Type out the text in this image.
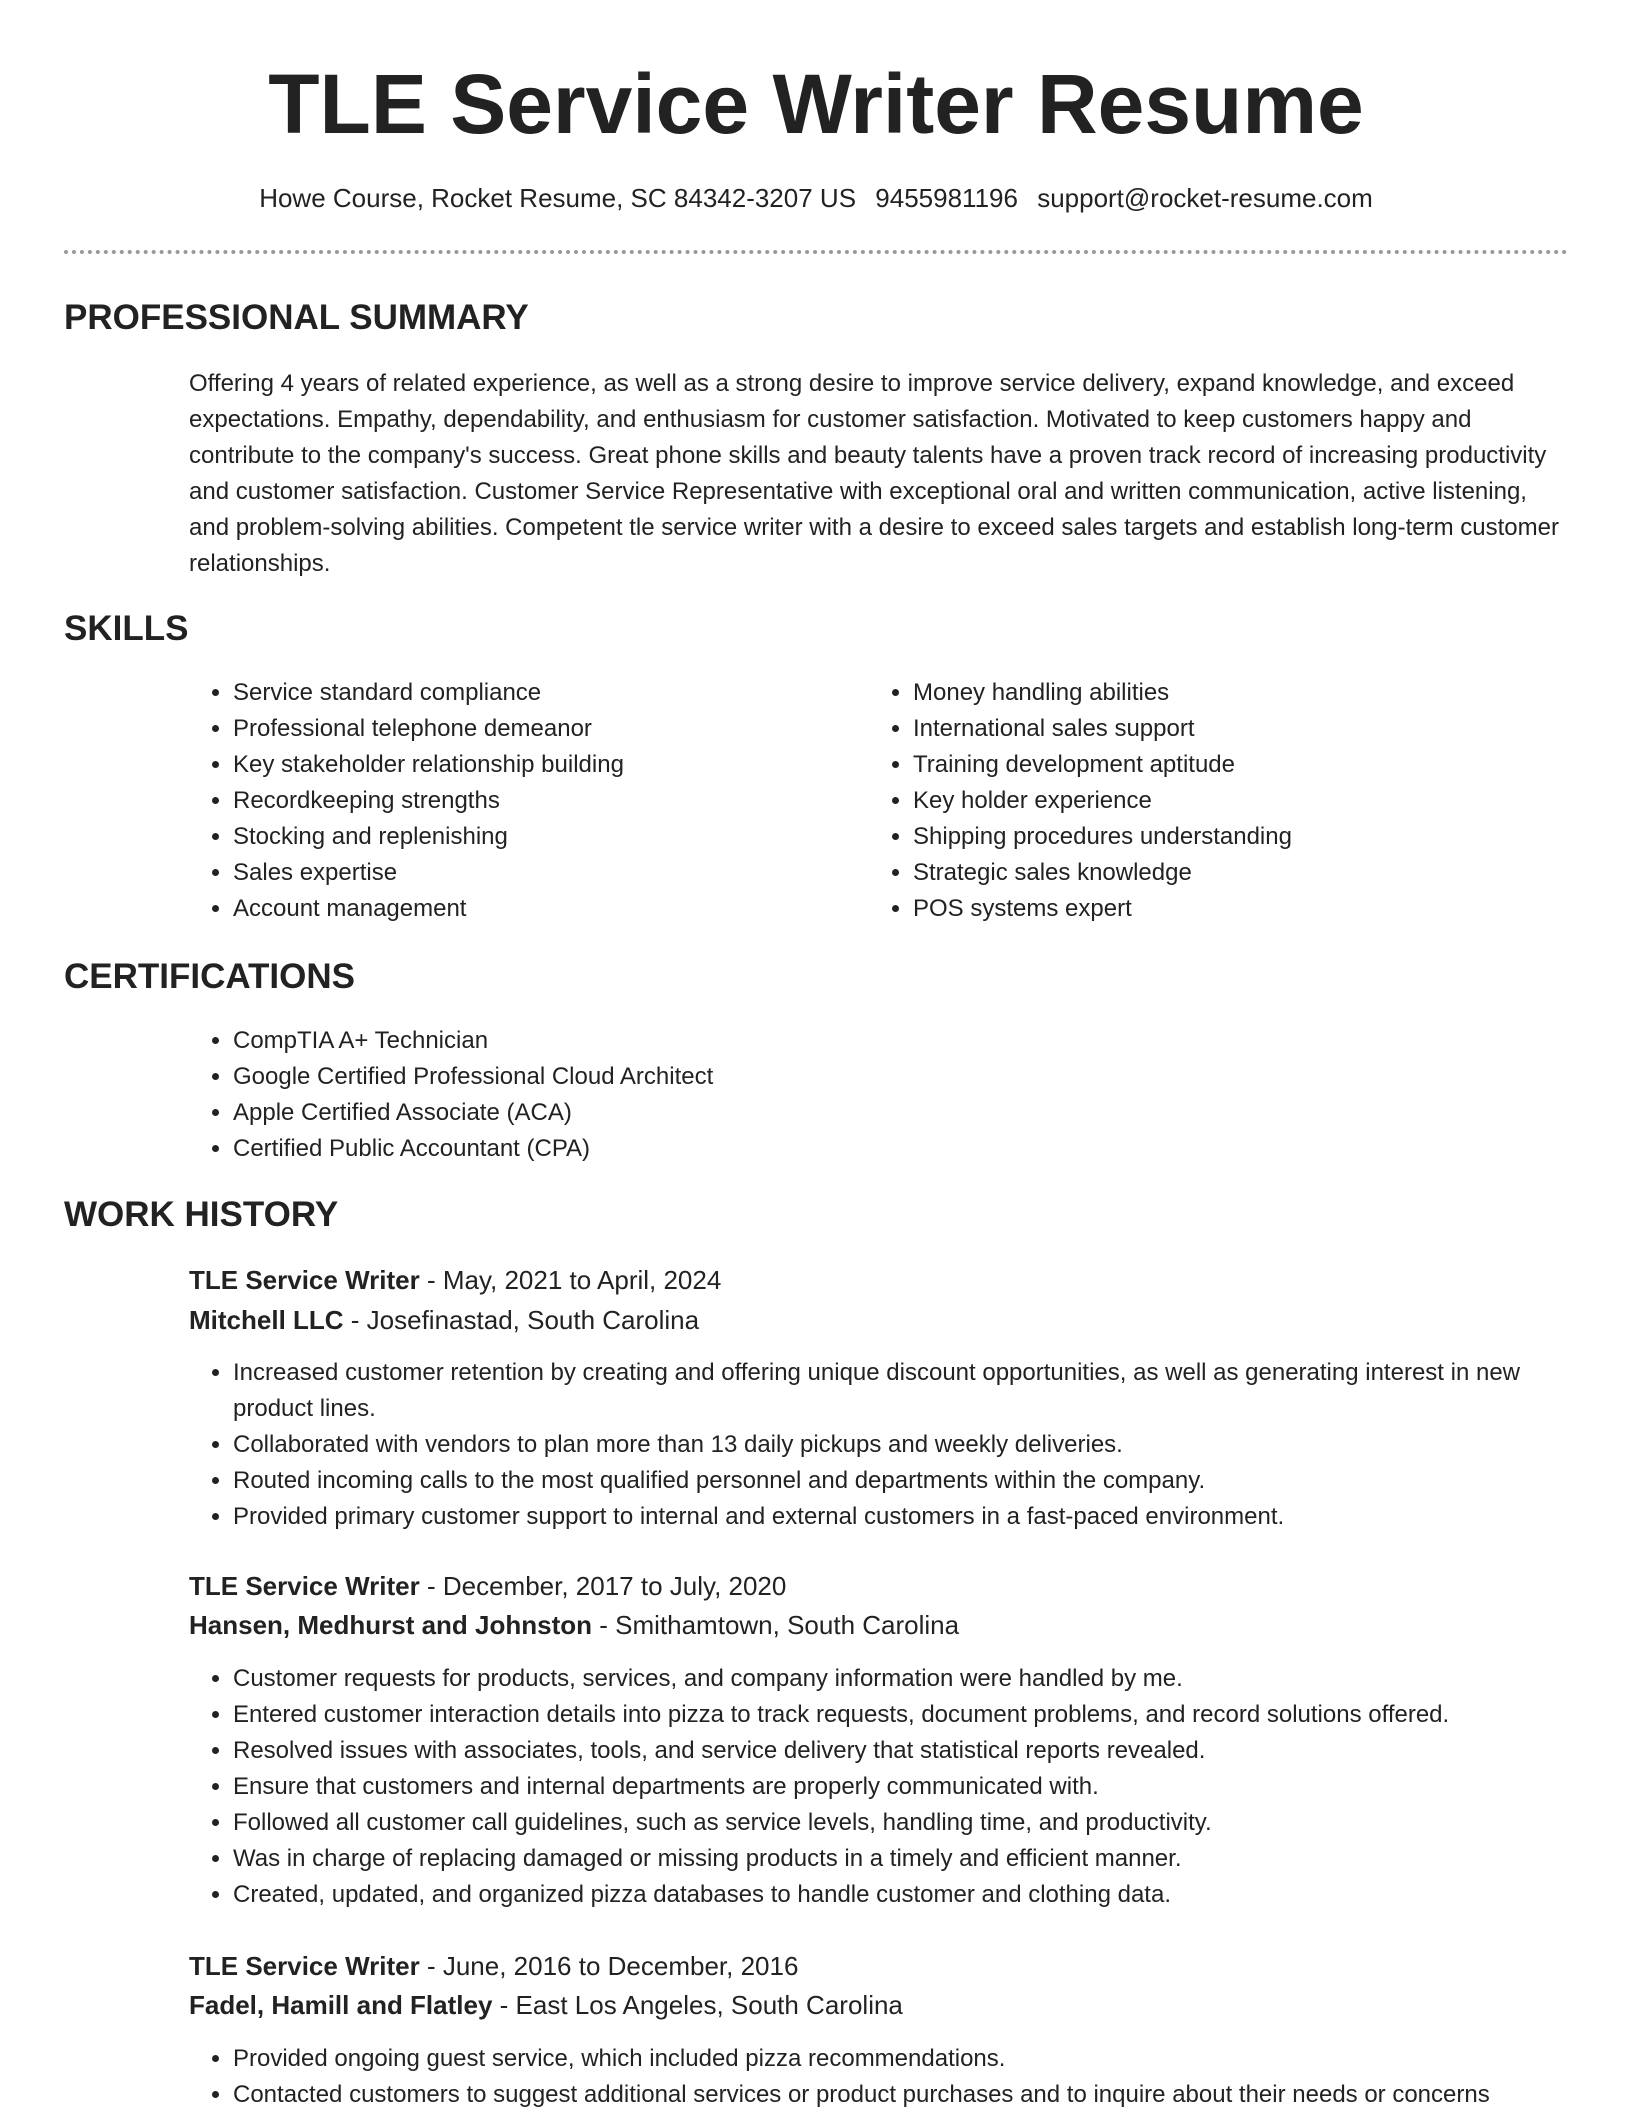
TLE Service Writer Resume
Howe Course, Rocket Resume, SC 84342-3207 US 9455981196 support@rocket-resume.com
PROFESSIONAL SUMMARY

Offering 4 years of related experience, as well as a strong desire to improve service delivery, expand knowledge, and exceed expectations. Empathy, dependability, and enthusiasm for customer satisfaction. Motivated to keep customers happy and contribute to the company's success. Great phone skills and beauty talents have a proven track record of increasing productivity and customer satisfaction. Customer Service Representative with exceptional oral and written communication, active listening, and problem-solving abilities. Competent tle service writer with a desire to exceed sales targets and establish long-term customer relationships.

SKILLS
• Service standard compliance
• Professional telephone demeanor
• Key stakeholder relationship building
• Recordkeeping strengths
• Stocking and replenishing
• Sales expertise
• Account management
• Money handling abilities
• International sales support
• Training development aptitude
• Key holder experience
• Shipping procedures understanding
• Strategic sales knowledge
• POS systems expert
CERTIFICATIONS
• CompTIA A+ Technician
• Google Certified Professional Cloud Architect
• Apple Certified Associate (ACA)
• Certified Public Accountant (CPA)
WORK HISTORY

TLE Service Writer - May, 2021 to April, 2024

Mitchell LLC - Josefinastad, South Carolina

• Increased customer retention by creating and offering unique discount opportunities, as well as generating interest in new product lines.
• Collaborated with vendors to plan more than 13 daily pickups and weekly deliveries.
• Routed incoming calls to the most qualified personnel and departments within the company.
• Provided primary customer support to internal and external customers in a fast-paced environment.

TLE Service Writer - December, 2017 to July, 2020

Hansen, Medhurst and Johnston - Smithamtown, South Carolina

• Customer requests for products, services, and company information were handled by me.
• Entered customer interaction details into pizza to track requests, document problems, and record solutions offered.
• Resolved issues with associates, tools, and service delivery that statistical reports revealed.
• Ensure that customers and internal departments are properly communicated with.
• Followed all customer call guidelines, such as service levels, handling time, and productivity.
• Was in charge of replacing damaged or missing products in a timely and efficient manner.
• Created, updated, and organized pizza databases to handle customer and clothing data.

TLE Service Writer - June, 2016 to December, 2016

Fadel, Hamill and Flatley - East Los Angeles, South Carolina

• Provided ongoing guest service, which included pizza recommendations.
• Contacted customers to suggest additional services or product purchases and to inquire about their needs or concerns
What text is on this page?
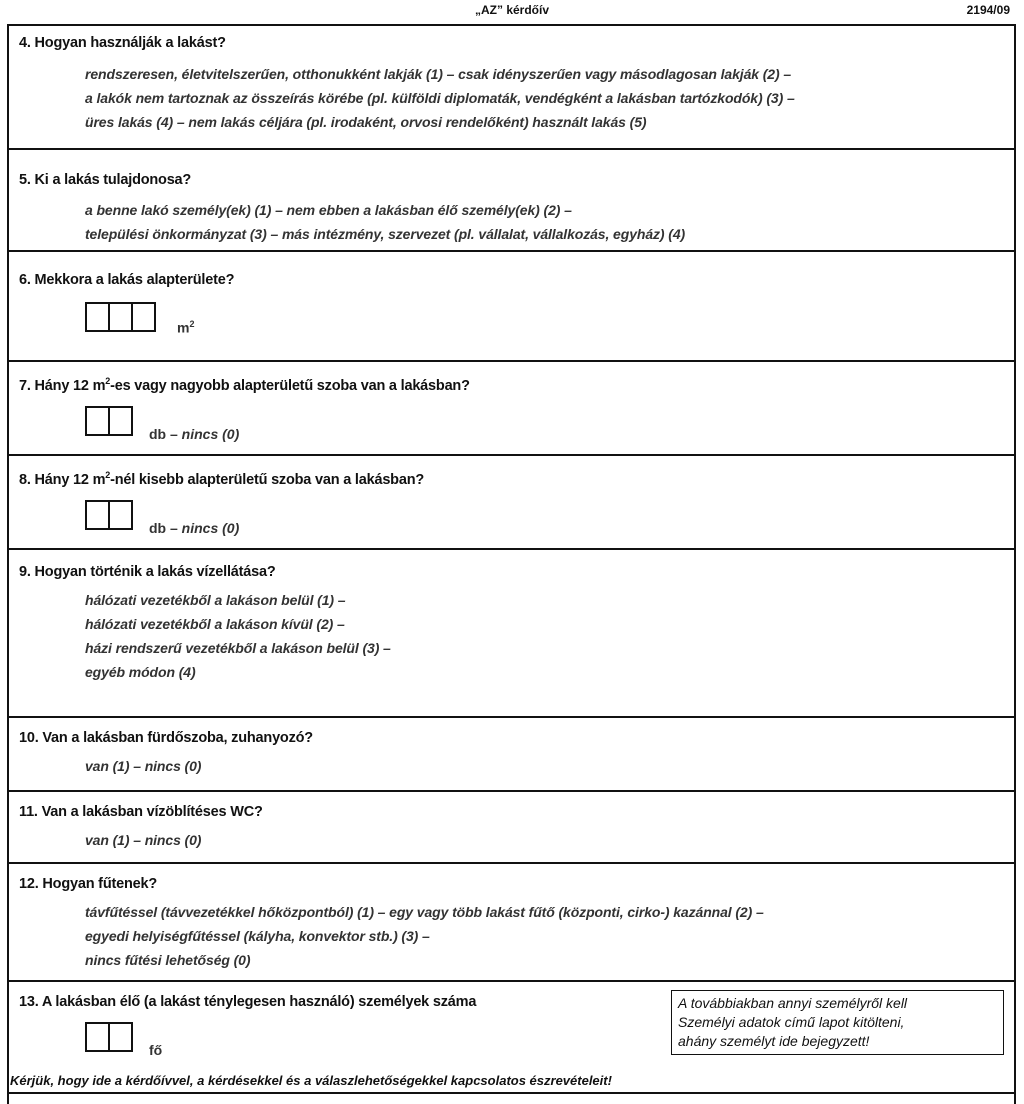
„AZ” kérdőív	2194/09
4. Hogyan használják a lakást?
rendszeresen, életvitelszerűen, otthonukként lakják (1) – csak idényszerűen vagy másodlagosan lakják (2) –
a lakók nem tartoznak az összeírás körébe (pl. külföldi diplomaták, vendégként a lakásban tartózkodók) (3) –
üres lakás (4) – nem lakás céljára (pl. irodaként, orvosi rendelőként) használt lakás (5)
5. Ki a lakás tulajdonosa?
a benne lakó személy(ek) (1) – nem ebben a lakásban élő személy(ek) (2) –
települési önkormányzat (3) – más intézmény, szervezet (pl. vállalat, vállalkozás, egyház) (4)
6. Mekkora a lakás alapterülete?
$m^2$
7. Hány 12 $m^2-es$ vagy nagyobb alapterületű szoba van a lakásban?
db – nincs (0)
8. Hány 12 $m^2$-nél kisebb alapterületű szoba van a lakásban?
db – nincs (0)
9. Hogyan történik a lakás vízellátása?
hálózati vezetékből a lakáson belül (1) –
hálózati vezetékből a lakáson kívül (2) –
házi rendszerű vezetékből a lakáson belül (3) –
egyéb módon (4)
10. Van a lakásban fürdőszoba, zuhanyozó?
van (1) – nincs (0)
11. Van a lakásban vízöblítéses WC?
van (1) – nincs (0)
12. Hogyan fűtenek?
távfűtéssel (távvezetékkel hőközpontból) (1) – egy vagy több lakást fűtő (központi, cirko-) kazánnal (2) –
egyedi helyiségfűtéssel (kályha, konvektor stb.) (3) –
nincs fűtési lehetőség (0)
13. A lakásban élő (a lakást ténylegesen használó) személyek száma
fő
A továbbiakban annyi személyről kell
Személyi adatok című lapot kitölteni,
ahány személyt ide bejegyzett!
Kérjük, hogy ide a kérdőívvel, a kérdésekkel és a válaszlehetőségekkel kapcsolatos észrevételeit!
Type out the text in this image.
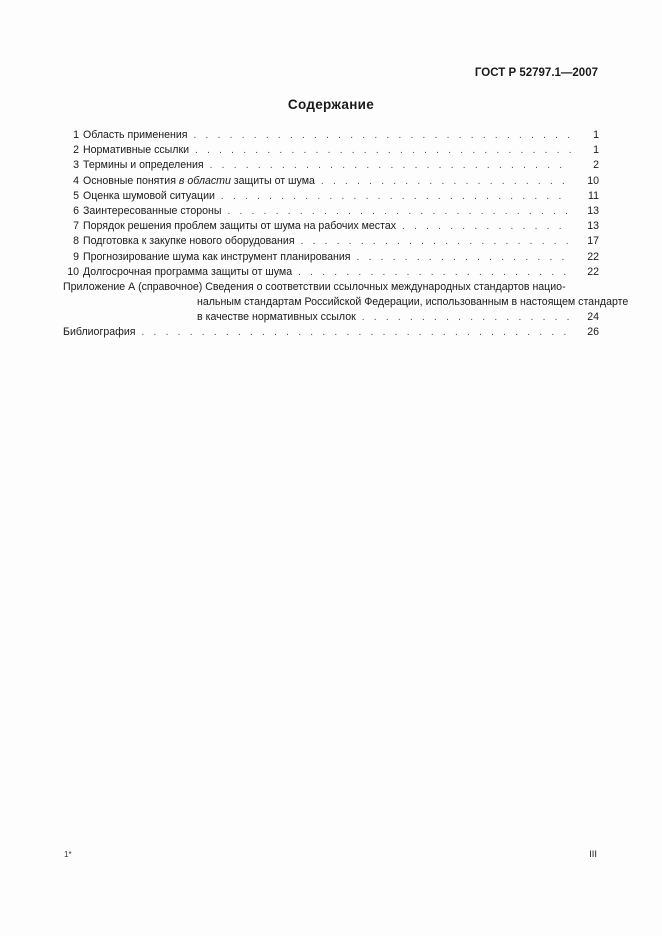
ГОСТ Р 52797.1—2007
Содержание
1 Область применения . . .	1
2 Нормативные ссылки . . .	1
3 Термины и определения . . .	2
4 Основные понятия в области защиты от шума . . .	10
5 Оценка шумовой ситуации . . .	11
6 Заинтересованные стороны . . .	13
7 Порядок решения проблем защиты от шума на рабочих местах . . .	13
8 Подготовка к закупке нового оборудования . . .	17
9 Прогнозирование шума как инструмент планирования . . .	22
10 Долгосрочная программа защиты от шума . . .	22
Приложение А (справочное) Сведения о соответствии ссылочных международных стандартов нацио-
нальным стандартам Российской Федерации, использованным в настоящем стандарте
в качестве нормативных ссылок . . .	24
Библиография . . .	26
1*	III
::::
→ **TASK OBJECTIVE**
Quote the material word for word, dropping any images it holds.

→ **COMPLETE RESPONSE**
Type out the text in this image.
TLE Service Writer Resume
Howe Course, Rocket Resume, SC 84342-3207 US 9455981196 support@rocket-resume.com
PROFESSIONAL SUMMARY

Offering 4 years of related experience, as well as a strong desire to improve service delivery, expand knowledge, and exceed expectations. Empathy, dependability, and enthusiasm for customer satisfaction. Motivated to keep customers happy and contribute to the company's success. Great phone skills and beauty talents have a proven track record of increasing productivity and customer satisfaction. Customer Service Representative with exceptional oral and written communication, active listening, and problem-solving abilities. Competent tle service writer with a desire to exceed sales targets and establish long-term customer relationships.

SKILLS
• Service standard compliance
• Professional telephone demeanor
• Key stakeholder relationship building
• Recordkeeping strengths
• Stocking and replenishing
• Sales expertise
• Account management
• Money handling abilities
• International sales support
• Training development aptitude
• Key holder experience
• Shipping procedures understanding
• Strategic sales knowledge
• POS systems expert
CERTIFICATIONS
• CompTIA A+ Technician
• Google Certified Professional Cloud Architect
• Apple Certified Associate (ACA)
• Certified Public Accountant (CPA)
WORK HISTORY

TLE Service Writer - May, 2021 to April, 2024

Mitchell LLC - Josefinastad, South Carolina

• Increased customer retention by creating and offering unique discount opportunities, as well as generating interest in new product lines.
• Collaborated with vendors to plan more than 13 daily pickups and weekly deliveries.
• Routed incoming calls to the most qualified personnel and departments within the company.
• Provided primary customer support to internal and external customers in a fast-paced environment.

TLE Service Writer - December, 2017 to July, 2020

Hansen, Medhurst and Johnston - Smithamtown, South Carolina

• Customer requests for products, services, and company information were handled by me.
• Entered customer interaction details into pizza to track requests, document problems, and record solutions offered.
• Resolved issues with associates, tools, and service delivery that statistical reports revealed.
• Ensure that customers and internal departments are properly communicated with.
• Followed all customer call guidelines, such as service levels, handling time, and productivity.
• Was in charge of replacing damaged or missing products in a timely and efficient manner.
• Created, updated, and organized pizza databases to handle customer and clothing data.

TLE Service Writer - June, 2016 to December, 2016

Fadel, Hamill and Flatley - East Los Angeles, South Carolina

• Provided ongoing guest service, which included pizza recommendations.
• Contacted customers to suggest additional services or product purchases and to inquire about their needs or concerns
What text is on this page?
„AZ” kérdőív	2194/09
4. Hogyan használják a lakást?
rendszeresen, életvitelszerűen, otthonukként lakják (1) – csak idényszerűen vagy másodlagosan lakják (2) –
a lakók nem tartoznak az összeírás körébe (pl. külföldi diplomaták, vendégként a lakásban tartózkodók) (3) –
üres lakás (4) – nem lakás céljára (pl. irodaként, orvosi rendelőként) használt lakás (5)
5. Ki a lakás tulajdonosa?
a benne lakó személy(ek) (1) – nem ebben a lakásban élő személy(ek) (2) –
települési önkormányzat (3) – más intézmény, szervezet (pl. vállalat, vállalkozás, egyház) (4)
6. Mekkora a lakás alapterülete?
$m^2$
7. Hány 12 $m^2-es$ vagy nagyobb alapterületű szoba van a lakásban?
db – nincs (0)
8. Hány 12 $m^2$-nél kisebb alapterületű szoba van a lakásban?
db – nincs (0)
9. Hogyan történik a lakás vízellátása?
hálózati vezetékből a lakáson belül (1) –
hálózati vezetékből a lakáson kívül (2) –
házi rendszerű vezetékből a lakáson belül (3) –
egyéb módon (4)
10. Van a lakásban fürdőszoba, zuhanyozó?
van (1) – nincs (0)
11. Van a lakásban vízöblítéses WC?
van (1) – nincs (0)
12. Hogyan fűtenek?
távfűtéssel (távvezetékkel hőközpontból) (1) – egy vagy több lakást fűtő (központi, cirko-) kazánnal (2) –
egyedi helyiségfűtéssel (kályha, konvektor stb.) (3) –
nincs fűtési lehetőség (0)
13. A lakásban élő (a lakást ténylegesen használó) személyek száma
fő
A továbbiakban annyi személyről kell
Személyi adatok című lapot kitölteni,
ahány személyt ide bejegyzett!
Kérjük, hogy ide a kérdőívvel, a kérdésekkel és a válaszlehetőségekkel kapcsolatos észrevételeit!
Type out the text in this image.
ГОСТ Р 52797.1—2007
Содержание
1 Область применения . . .	1
2 Нормативные ссылки . . .	1
3 Термины и определения . . .	2
4 Основные понятия в области защиты от шума . . .	10
5 Оценка шумовой ситуации . . .	11
6 Заинтересованные стороны . . .	13
7 Порядок решения проблем защиты от шума на рабочих местах . . .	13
8 Подготовка к закупке нового оборудования . . .	17
9 Прогнозирование шума как инструмент планирования . . .	22
10 Долгосрочная программа защиты от шума . . .	22
Приложение А (справочное) Сведения о соответствии ссылочных международных стандартов нацио-
нальным стандартам Российской Федерации, использованным в настоящем стандарте
в качестве нормативных ссылок . . .	24
Библиография . . .	26
1*	III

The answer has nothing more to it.